AVAILABLE DATA |
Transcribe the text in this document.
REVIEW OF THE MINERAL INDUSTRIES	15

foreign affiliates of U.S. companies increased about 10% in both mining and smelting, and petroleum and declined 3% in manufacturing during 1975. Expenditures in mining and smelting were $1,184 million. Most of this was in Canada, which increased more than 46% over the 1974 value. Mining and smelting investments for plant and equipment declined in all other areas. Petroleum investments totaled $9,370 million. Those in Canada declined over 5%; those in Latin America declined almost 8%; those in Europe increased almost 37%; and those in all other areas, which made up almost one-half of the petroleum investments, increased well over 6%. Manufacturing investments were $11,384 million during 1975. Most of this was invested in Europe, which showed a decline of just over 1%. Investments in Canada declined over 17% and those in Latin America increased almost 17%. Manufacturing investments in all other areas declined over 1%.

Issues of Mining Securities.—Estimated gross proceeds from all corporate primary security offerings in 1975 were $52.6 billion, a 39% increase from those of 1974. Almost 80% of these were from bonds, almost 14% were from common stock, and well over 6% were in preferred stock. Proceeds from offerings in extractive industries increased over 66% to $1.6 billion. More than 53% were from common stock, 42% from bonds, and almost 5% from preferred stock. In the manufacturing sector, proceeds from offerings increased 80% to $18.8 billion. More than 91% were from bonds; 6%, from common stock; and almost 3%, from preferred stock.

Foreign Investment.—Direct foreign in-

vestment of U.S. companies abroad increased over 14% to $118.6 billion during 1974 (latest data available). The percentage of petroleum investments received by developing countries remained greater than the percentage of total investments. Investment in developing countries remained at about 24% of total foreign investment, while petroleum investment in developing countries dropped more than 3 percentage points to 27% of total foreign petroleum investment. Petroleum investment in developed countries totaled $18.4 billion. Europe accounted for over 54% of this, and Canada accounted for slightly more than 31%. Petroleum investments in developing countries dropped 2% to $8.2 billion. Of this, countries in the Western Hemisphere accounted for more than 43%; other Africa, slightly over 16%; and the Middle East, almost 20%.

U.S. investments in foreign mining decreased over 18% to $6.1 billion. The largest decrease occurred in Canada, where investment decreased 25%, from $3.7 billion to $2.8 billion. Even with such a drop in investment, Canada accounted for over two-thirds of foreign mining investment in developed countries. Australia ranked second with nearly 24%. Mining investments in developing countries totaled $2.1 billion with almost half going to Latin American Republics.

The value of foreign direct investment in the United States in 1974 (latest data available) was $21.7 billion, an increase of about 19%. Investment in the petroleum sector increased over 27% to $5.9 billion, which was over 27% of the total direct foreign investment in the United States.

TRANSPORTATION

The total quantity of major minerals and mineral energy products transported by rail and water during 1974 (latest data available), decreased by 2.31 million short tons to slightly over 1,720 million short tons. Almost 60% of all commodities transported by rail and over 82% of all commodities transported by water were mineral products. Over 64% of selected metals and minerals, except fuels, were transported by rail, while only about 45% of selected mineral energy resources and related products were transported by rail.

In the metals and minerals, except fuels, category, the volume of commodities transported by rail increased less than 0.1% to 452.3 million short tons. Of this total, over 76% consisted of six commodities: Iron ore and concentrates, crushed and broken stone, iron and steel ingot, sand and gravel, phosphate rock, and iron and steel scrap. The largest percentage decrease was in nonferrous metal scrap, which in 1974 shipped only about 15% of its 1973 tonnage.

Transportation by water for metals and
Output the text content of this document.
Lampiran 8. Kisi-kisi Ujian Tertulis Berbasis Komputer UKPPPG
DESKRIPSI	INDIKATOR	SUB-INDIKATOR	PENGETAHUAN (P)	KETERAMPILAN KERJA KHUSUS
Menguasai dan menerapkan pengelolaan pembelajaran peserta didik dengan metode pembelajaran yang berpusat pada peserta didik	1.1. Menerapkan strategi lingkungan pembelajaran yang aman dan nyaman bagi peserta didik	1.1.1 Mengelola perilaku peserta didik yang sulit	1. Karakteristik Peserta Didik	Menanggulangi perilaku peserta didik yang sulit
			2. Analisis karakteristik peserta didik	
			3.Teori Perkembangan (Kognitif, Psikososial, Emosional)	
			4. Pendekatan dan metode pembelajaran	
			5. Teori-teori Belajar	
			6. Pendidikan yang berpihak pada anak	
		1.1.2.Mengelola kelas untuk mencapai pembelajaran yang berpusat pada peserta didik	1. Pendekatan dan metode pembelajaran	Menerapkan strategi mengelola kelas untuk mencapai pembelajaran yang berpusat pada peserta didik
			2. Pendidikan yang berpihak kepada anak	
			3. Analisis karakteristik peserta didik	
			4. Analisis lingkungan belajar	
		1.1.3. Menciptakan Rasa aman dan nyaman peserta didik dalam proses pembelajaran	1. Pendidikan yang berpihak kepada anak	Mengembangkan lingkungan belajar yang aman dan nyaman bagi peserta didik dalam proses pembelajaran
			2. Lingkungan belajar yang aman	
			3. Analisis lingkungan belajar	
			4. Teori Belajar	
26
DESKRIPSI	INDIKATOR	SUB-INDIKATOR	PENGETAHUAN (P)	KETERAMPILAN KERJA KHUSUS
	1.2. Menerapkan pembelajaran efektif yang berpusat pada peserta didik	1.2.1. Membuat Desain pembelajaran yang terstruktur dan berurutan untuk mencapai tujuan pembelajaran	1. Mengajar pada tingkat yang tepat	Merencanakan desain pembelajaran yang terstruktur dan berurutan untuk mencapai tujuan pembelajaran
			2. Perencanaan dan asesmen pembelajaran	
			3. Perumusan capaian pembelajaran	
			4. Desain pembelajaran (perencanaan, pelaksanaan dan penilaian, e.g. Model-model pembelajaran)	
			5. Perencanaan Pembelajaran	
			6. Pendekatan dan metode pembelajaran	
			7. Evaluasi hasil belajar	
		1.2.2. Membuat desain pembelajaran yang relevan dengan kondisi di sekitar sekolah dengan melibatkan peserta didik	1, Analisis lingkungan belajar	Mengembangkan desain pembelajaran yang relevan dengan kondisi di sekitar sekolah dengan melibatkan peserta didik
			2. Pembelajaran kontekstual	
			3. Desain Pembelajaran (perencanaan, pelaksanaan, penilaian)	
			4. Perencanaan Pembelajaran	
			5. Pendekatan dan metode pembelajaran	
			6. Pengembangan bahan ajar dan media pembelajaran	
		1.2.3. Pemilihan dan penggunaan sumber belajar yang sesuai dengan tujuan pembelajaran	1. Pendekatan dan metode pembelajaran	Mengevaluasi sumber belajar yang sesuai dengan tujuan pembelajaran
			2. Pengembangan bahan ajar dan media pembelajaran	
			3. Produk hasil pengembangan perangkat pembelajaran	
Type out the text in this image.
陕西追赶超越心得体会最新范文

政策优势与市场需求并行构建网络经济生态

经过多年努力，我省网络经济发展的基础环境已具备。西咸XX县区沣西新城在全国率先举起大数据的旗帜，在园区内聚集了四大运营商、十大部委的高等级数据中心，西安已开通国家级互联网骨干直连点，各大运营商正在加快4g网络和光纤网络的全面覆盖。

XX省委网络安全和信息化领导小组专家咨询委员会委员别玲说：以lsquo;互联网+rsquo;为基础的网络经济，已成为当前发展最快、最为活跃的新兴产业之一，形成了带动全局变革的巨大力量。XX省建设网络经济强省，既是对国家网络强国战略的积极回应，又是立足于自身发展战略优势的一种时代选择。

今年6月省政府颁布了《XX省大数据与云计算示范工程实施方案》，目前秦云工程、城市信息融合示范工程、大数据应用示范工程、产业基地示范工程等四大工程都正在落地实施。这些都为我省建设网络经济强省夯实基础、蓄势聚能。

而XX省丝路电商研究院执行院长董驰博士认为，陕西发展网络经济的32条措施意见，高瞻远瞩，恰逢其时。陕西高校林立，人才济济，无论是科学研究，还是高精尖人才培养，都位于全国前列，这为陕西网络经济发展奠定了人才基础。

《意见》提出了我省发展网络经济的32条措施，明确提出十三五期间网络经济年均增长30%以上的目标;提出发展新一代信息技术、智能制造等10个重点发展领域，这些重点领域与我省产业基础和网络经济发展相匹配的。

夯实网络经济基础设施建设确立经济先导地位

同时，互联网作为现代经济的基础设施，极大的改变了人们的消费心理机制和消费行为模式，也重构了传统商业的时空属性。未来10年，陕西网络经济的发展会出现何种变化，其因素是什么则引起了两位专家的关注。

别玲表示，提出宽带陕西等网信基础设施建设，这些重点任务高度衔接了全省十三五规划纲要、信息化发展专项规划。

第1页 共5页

PROBLEM TO WORK ON |
Repeat exactly the lines above from the line that contains "Type out the text in this image." through the end. Include both of these ends; leave out everything else.

COMPLETE ANSWER |
Type out the text in this image.
陕西追赶超越心得体会最新范文

政策优势与市场需求并行构建网络经济生态

经过多年努力，我省网络经济发展的基础环境已具备。西咸XX县区沣西新城在全国率先举起大数据的旗帜，在园区内聚集了四大运营商、十大部委的高等级数据中心，西安已开通国家级互联网骨干直连点，各大运营商正在加快4g网络和光纤网络的全面覆盖。

XX省委网络安全和信息化领导小组专家咨询委员会委员别玲说：以lsquo;互联网+rsquo;为基础的网络经济，已成为当前发展最快、最为活跃的新兴产业之一，形成了带动全局变革的巨大力量。XX省建设网络经济强省，既是对国家网络强国战略的积极回应，又是立足于自身发展战略优势的一种时代选择。

今年6月省政府颁布了《XX省大数据与云计算示范工程实施方案》，目前秦云工程、城市信息融合示范工程、大数据应用示范工程、产业基地示范工程等四大工程都正在落地实施。这些都为我省建设网络经济强省夯实基础、蓄势聚能。

而XX省丝路电商研究院执行院长董驰博士认为，陕西发展网络经济的32条措施意见，高瞻远瞩，恰逢其时。陕西高校林立，人才济济，无论是科学研究，还是高精尖人才培养，都位于全国前列，这为陕西网络经济发展奠定了人才基础。

《意见》提出了我省发展网络经济的32条措施，明确提出十三五期间网络经济年均增长30%以上的目标;提出发展新一代信息技术、智能制造等10个重点发展领域，这些重点领域与我省产业基础和网络经济发展相匹配的。

夯实网络经济基础设施建设确立经济先导地位

同时，互联网作为现代经济的基础设施，极大的改变了人们的消费心理机制和消费行为模式，也重构了传统商业的时空属性。未来10年，陕西网络经济的发展会出现何种变化，其因素是什么则引起了两位专家的关注。

别玲表示，提出宽带陕西等网信基础设施建设，这些重点任务高度衔接了全省十三五规划纲要、信息化发展专项规划。

第1页 共5页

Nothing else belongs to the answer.